■ **PROBLEM DETAILS**
Go through the listing and return every line with "Boligbanken" in it.

■ **RECORDED DATA**
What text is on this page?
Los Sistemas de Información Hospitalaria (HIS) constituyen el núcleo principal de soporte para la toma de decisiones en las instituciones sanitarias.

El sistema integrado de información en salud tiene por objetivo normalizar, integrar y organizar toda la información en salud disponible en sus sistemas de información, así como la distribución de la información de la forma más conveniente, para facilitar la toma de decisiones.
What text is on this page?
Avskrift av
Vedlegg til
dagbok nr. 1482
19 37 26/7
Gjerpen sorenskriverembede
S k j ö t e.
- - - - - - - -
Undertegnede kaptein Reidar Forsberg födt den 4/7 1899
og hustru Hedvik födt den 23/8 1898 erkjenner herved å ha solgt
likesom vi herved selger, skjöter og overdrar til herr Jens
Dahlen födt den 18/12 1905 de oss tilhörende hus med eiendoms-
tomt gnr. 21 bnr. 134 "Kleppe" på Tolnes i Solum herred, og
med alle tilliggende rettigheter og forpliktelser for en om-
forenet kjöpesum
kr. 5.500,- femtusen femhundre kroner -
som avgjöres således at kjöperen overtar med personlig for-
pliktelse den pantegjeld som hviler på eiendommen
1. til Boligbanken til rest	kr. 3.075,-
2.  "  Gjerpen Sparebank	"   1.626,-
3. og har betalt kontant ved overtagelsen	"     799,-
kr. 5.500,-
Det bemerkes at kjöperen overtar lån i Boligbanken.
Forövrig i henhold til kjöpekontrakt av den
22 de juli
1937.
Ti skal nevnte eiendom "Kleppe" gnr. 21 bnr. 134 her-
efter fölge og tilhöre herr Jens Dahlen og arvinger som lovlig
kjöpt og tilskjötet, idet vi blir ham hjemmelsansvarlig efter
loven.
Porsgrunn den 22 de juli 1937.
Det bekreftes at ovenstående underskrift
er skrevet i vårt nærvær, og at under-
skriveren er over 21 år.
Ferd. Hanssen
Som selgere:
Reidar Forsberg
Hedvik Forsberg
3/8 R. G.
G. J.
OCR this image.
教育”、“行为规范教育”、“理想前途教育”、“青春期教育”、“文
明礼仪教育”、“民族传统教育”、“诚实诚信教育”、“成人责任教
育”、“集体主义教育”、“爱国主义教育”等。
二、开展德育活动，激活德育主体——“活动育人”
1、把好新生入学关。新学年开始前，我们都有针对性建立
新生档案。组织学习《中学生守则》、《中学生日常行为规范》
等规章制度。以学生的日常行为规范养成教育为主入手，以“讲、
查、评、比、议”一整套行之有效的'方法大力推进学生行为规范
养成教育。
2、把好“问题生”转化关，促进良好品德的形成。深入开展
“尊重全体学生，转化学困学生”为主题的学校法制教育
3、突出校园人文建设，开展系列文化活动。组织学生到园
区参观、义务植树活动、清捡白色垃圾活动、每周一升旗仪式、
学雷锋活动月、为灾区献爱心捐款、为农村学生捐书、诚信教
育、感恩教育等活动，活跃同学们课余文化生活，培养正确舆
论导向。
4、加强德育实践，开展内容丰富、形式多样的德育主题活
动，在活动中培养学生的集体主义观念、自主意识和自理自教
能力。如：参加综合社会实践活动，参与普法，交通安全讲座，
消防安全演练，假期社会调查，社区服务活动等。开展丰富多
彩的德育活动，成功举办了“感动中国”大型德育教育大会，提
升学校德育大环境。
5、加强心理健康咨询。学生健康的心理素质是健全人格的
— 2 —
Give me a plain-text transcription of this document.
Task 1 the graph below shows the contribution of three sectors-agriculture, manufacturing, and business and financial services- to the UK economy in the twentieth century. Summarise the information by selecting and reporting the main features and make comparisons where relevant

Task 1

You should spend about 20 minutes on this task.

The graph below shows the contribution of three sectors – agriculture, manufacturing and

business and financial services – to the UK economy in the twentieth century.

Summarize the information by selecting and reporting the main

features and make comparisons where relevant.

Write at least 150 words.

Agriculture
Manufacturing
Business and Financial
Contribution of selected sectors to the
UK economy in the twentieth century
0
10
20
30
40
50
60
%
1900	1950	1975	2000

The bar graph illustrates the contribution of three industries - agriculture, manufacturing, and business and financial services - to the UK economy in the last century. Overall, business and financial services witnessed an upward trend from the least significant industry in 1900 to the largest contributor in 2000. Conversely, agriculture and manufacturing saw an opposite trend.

■ **ANSWER FOR THE TASK**
1. til Boligbanken til rest	kr. 3.075,-
Det bemerkes at kjöperen overtar lån i Boligbanken.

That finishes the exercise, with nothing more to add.